◆ **What to produce**: Please edit the rows below so that "Fixed Price" is replaced with "Auction" everywhere, leaving everything else unchanged.

— start of Records shown —

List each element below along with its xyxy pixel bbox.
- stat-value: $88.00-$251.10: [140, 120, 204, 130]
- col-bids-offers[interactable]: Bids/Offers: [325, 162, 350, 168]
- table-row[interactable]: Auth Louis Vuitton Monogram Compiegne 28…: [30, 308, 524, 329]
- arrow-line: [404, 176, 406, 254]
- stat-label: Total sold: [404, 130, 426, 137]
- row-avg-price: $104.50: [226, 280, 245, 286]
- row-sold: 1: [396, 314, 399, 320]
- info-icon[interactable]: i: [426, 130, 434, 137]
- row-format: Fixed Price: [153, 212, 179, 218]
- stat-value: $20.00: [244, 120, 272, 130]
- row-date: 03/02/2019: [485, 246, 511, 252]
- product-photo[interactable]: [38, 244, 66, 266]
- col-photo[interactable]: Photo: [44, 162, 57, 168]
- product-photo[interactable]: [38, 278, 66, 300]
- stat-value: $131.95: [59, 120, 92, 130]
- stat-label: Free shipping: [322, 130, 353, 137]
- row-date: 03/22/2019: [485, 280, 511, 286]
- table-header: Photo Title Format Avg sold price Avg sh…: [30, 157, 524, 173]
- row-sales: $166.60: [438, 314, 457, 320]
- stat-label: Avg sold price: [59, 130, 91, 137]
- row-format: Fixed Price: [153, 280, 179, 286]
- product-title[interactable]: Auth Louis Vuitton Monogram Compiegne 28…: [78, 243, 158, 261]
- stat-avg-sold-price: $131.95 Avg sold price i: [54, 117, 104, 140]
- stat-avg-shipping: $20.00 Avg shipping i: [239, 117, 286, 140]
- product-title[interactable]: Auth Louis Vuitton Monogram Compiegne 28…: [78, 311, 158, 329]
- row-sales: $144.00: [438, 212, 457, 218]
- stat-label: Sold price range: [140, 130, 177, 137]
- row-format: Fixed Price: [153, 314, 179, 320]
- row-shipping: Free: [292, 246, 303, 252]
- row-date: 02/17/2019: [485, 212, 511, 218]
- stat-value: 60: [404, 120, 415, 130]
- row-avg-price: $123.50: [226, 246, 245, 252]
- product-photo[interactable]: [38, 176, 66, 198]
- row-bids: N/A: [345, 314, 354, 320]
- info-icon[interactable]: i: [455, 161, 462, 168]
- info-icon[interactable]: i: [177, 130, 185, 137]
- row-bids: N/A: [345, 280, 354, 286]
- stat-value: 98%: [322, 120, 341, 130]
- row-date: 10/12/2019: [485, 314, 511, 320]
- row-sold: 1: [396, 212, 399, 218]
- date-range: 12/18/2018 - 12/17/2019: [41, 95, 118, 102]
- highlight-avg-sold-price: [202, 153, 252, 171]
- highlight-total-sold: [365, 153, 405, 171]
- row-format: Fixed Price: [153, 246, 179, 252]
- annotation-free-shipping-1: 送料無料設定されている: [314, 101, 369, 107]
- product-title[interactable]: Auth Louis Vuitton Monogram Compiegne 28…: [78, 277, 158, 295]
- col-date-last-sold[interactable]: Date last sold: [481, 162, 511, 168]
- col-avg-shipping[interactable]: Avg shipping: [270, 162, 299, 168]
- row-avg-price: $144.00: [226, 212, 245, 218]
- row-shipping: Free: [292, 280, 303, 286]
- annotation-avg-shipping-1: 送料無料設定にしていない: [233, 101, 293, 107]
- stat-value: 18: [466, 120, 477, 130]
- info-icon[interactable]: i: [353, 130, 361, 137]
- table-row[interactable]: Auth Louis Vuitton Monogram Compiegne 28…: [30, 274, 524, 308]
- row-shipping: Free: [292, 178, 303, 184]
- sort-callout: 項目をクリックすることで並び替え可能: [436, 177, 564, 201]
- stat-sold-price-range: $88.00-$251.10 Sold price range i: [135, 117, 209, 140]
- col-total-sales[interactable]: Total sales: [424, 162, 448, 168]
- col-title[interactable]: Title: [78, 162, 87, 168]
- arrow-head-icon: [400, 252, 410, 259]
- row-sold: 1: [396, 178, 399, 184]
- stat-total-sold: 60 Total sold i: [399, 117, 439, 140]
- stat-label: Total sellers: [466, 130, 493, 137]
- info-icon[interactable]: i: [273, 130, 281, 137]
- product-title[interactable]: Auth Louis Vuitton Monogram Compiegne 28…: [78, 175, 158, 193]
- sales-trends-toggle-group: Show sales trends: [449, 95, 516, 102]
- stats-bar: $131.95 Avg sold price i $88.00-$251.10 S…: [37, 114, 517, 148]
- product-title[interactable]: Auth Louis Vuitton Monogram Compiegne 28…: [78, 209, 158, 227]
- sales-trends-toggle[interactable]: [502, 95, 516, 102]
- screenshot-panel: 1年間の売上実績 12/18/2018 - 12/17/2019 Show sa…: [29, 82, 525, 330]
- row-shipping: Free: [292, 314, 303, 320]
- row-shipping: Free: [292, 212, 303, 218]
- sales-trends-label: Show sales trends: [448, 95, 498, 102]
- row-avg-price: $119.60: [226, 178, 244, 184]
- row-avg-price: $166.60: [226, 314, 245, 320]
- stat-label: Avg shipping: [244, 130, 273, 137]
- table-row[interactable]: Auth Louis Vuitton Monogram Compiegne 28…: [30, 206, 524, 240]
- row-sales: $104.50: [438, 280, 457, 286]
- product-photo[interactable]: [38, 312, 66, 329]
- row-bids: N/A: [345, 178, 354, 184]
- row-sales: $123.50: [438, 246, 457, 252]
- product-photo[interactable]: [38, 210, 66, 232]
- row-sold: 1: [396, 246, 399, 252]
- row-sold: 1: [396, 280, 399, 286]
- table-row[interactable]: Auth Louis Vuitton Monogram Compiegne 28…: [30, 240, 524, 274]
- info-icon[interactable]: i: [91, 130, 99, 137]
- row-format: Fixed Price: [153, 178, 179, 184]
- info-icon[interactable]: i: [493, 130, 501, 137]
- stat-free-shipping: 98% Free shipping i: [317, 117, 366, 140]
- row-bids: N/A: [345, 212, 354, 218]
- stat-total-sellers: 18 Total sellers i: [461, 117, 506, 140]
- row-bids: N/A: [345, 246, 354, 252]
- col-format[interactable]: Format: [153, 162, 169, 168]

— end of Records shown —

◆ **Task output**:
List each element below along with its xyxy pixel bbox.
- stat-value: $88.00-$251.10: [140, 120, 204, 130]
- col-bids-offers[interactable]: Bids/Offers: [325, 162, 350, 168]
- table-row[interactable]: Auth Louis Vuitton Monogram Compiegne 28…: [30, 308, 524, 329]
- arrow-line: [404, 176, 406, 254]
- stat-label: Total sold: [404, 130, 426, 137]
- row-avg-price: $104.50: [226, 280, 245, 286]
- row-sold: 1: [396, 314, 399, 320]
- info-icon[interactable]: i: [426, 130, 434, 137]
- row-format: Auction: [153, 212, 179, 218]
- stat-value: $20.00: [244, 120, 272, 130]
- row-date: 03/02/2019: [485, 246, 511, 252]
- product-photo[interactable]: [38, 244, 66, 266]
- col-photo[interactable]: Photo: [44, 162, 57, 168]
- product-photo[interactable]: [38, 278, 66, 300]
- stat-value: $131.95: [59, 120, 92, 130]
- stat-label: Free shipping: [322, 130, 353, 137]
- row-date: 03/22/2019: [485, 280, 511, 286]
- table-header: Photo Title Format Avg sold price Avg sh…: [30, 157, 524, 173]
- row-sales: $166.60: [438, 314, 457, 320]
- stat-label: Avg sold price: [59, 130, 91, 137]
- row-format: Auction: [153, 280, 179, 286]
- product-title[interactable]: Auth Louis Vuitton Monogram Compiegne 28…: [78, 243, 158, 261]
- stat-avg-sold-price: $131.95 Avg sold price i: [54, 117, 104, 140]
- stat-avg-shipping: $20.00 Avg shipping i: [239, 117, 286, 140]
- product-title[interactable]: Auth Louis Vuitton Monogram Compiegne 28…: [78, 311, 158, 329]
- row-sales: $144.00: [438, 212, 457, 218]
- stat-label: Sold price range: [140, 130, 177, 137]
- row-format: Auction: [153, 314, 179, 320]
- row-shipping: Free: [292, 246, 303, 252]
- row-date: 02/17/2019: [485, 212, 511, 218]
- stat-value: 60: [404, 120, 415, 130]
- row-avg-price: $123.50: [226, 246, 245, 252]
- product-photo[interactable]: [38, 176, 66, 198]
- row-bids: N/A: [345, 314, 354, 320]
- info-icon[interactable]: i: [455, 161, 462, 168]
- info-icon[interactable]: i: [177, 130, 185, 137]
- row-bids: N/A: [345, 280, 354, 286]
- stat-value: 98%: [322, 120, 341, 130]
- row-date: 10/12/2019: [485, 314, 511, 320]
- row-sold: 1: [396, 212, 399, 218]
- date-range: 12/18/2018 - 12/17/2019: [41, 95, 118, 102]
- highlight-avg-sold-price: [202, 153, 252, 171]
- highlight-total-sold: [365, 153, 405, 171]
- row-format: Auction: [153, 246, 179, 252]
- annotation-free-shipping-1: 送料無料設定されている: [314, 101, 369, 107]
- product-title[interactable]: Auth Louis Vuitton Monogram Compiegne 28…: [78, 277, 158, 295]
- col-date-last-sold[interactable]: Date last sold: [481, 162, 511, 168]
- col-avg-shipping[interactable]: Avg shipping: [270, 162, 299, 168]
- row-avg-price: $144.00: [226, 212, 245, 218]
- row-shipping: Free: [292, 280, 303, 286]
- annotation-avg-shipping-1: 送料無料設定にしていない: [233, 101, 293, 107]
- stat-value: 18: [466, 120, 477, 130]
- info-icon[interactable]: i: [353, 130, 361, 137]
- table-row[interactable]: Auth Louis Vuitton Monogram Compiegne 28…: [30, 274, 524, 308]
- row-shipping: Free: [292, 178, 303, 184]
- sort-callout: 項目をクリックすることで並び替え可能: [436, 177, 564, 201]
- stat-sold-price-range: $88.00-$251.10 Sold price range i: [135, 117, 209, 140]
- col-total-sales[interactable]: Total sales: [424, 162, 448, 168]
- col-title[interactable]: Title: [78, 162, 87, 168]
- arrow-head-icon: [400, 252, 410, 259]
- row-sold: 1: [396, 178, 399, 184]
- stat-total-sold: 60 Total sold i: [399, 117, 439, 140]
- stat-label: Total sellers: [466, 130, 493, 137]
- info-icon[interactable]: i: [273, 130, 281, 137]
- product-title[interactable]: Auth Louis Vuitton Monogram Compiegne 28…: [78, 175, 158, 193]
- sales-trends-toggle-group: Show sales trends: [449, 95, 516, 102]
- stats-bar: $131.95 Avg sold price i $88.00-$251.10 S…: [37, 114, 517, 148]
- product-title[interactable]: Auth Louis Vuitton Monogram Compiegne 28…: [78, 209, 158, 227]
- sales-trends-toggle[interactable]: [502, 95, 516, 102]
- screenshot-panel: 1年間の売上実績 12/18/2018 - 12/17/2019 Show sa…: [29, 82, 525, 330]
- row-shipping: Free: [292, 314, 303, 320]
- row-shipping: Free: [292, 212, 303, 218]
- sales-trends-label: Show sales trends: [448, 95, 498, 102]
- row-avg-price: $119.60: [226, 178, 244, 184]
- row-avg-price: $166.60: [226, 314, 245, 320]
- stat-label: Avg shipping: [244, 130, 273, 137]
- table-row[interactable]: Auth Louis Vuitton Monogram Compiegne 28…: [30, 206, 524, 240]
- row-sales: $104.50: [438, 280, 457, 286]
- product-photo[interactable]: [38, 312, 66, 329]
- row-bids: N/A: [345, 178, 354, 184]
- row-sales: $123.50: [438, 246, 457, 252]
- product-photo[interactable]: [38, 210, 66, 232]
- row-sold: 1: [396, 246, 399, 252]
- row-sold: 1: [396, 280, 399, 286]
- table-row[interactable]: Auth Louis Vuitton Monogram Compiegne 28…: [30, 240, 524, 274]
- info-icon[interactable]: i: [91, 130, 99, 137]
- row-format: Auction: [153, 178, 179, 184]
- info-icon[interactable]: i: [493, 130, 501, 137]
- stat-free-shipping: 98% Free shipping i: [317, 117, 366, 140]
- row-bids: N/A: [345, 212, 354, 218]
- stat-total-sellers: 18 Total sellers i: [461, 117, 506, 140]
- row-bids: N/A: [345, 246, 354, 252]
- col-format[interactable]: Format: [153, 162, 169, 168]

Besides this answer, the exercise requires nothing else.